== Task requirements ==
Determine the number of lines in these entries that hold the word "MUNICIPAL". Give the number and nothing more.
....
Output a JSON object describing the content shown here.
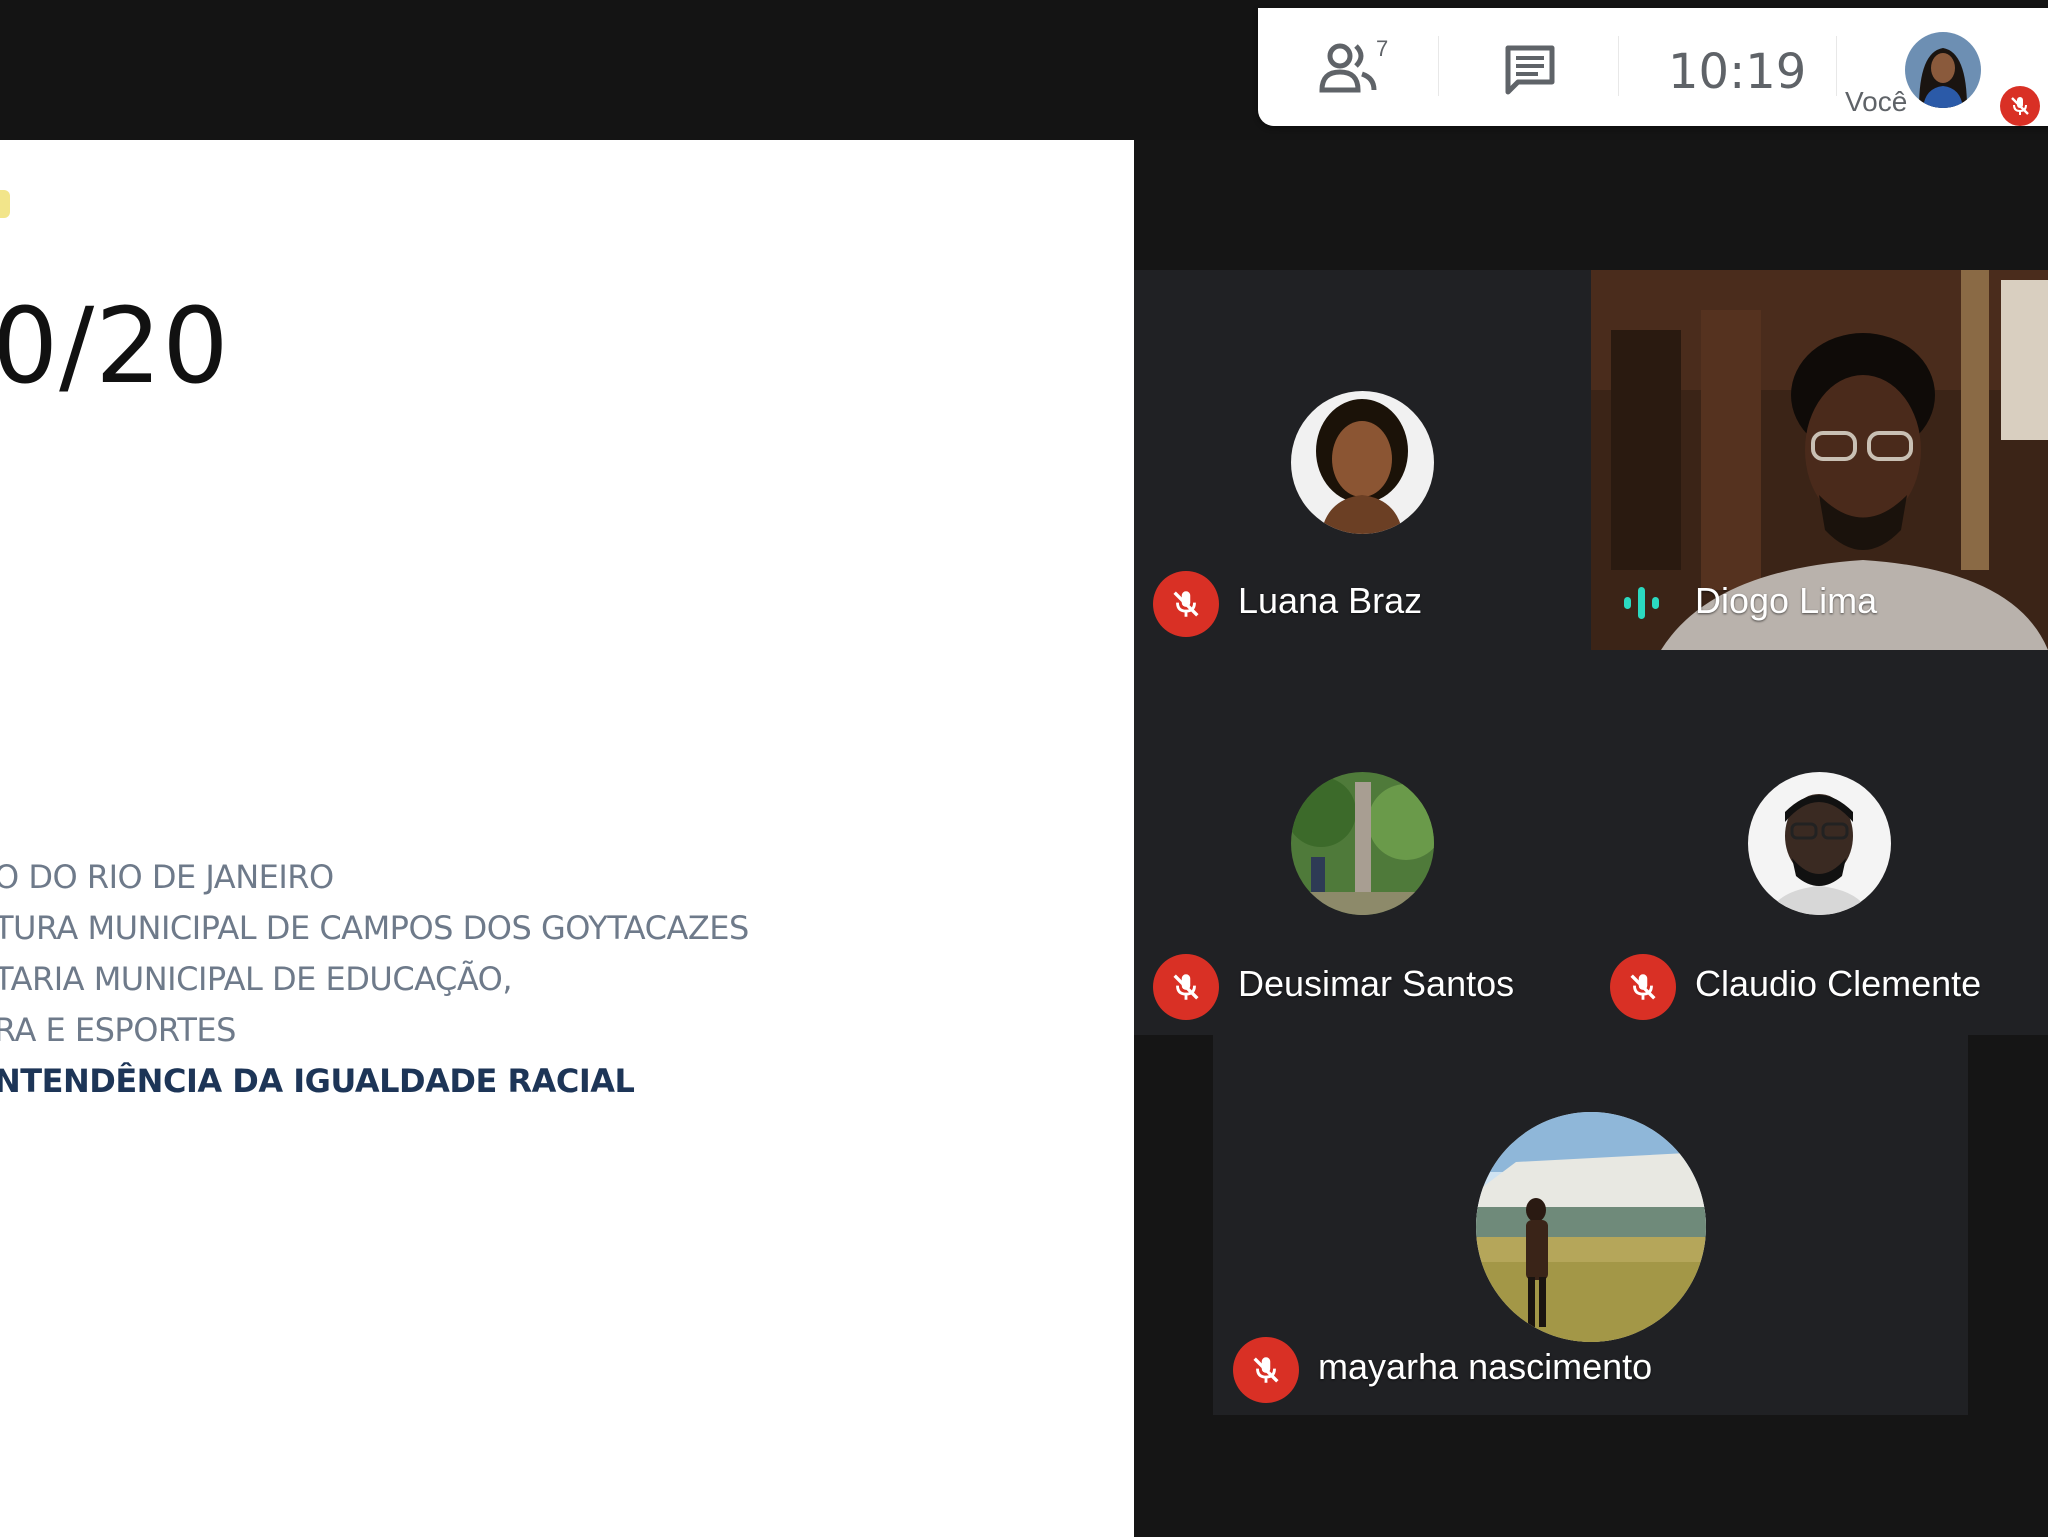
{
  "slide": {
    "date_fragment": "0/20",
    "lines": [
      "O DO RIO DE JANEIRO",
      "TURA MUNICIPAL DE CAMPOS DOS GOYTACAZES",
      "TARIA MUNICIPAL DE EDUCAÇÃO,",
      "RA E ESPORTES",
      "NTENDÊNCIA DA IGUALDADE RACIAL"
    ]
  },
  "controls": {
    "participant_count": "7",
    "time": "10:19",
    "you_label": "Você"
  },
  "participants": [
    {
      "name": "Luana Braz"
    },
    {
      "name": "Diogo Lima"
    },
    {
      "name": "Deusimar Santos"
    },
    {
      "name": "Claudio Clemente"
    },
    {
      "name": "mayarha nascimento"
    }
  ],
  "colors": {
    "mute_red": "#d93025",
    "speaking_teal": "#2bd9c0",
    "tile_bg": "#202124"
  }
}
....
== Complete output ==
2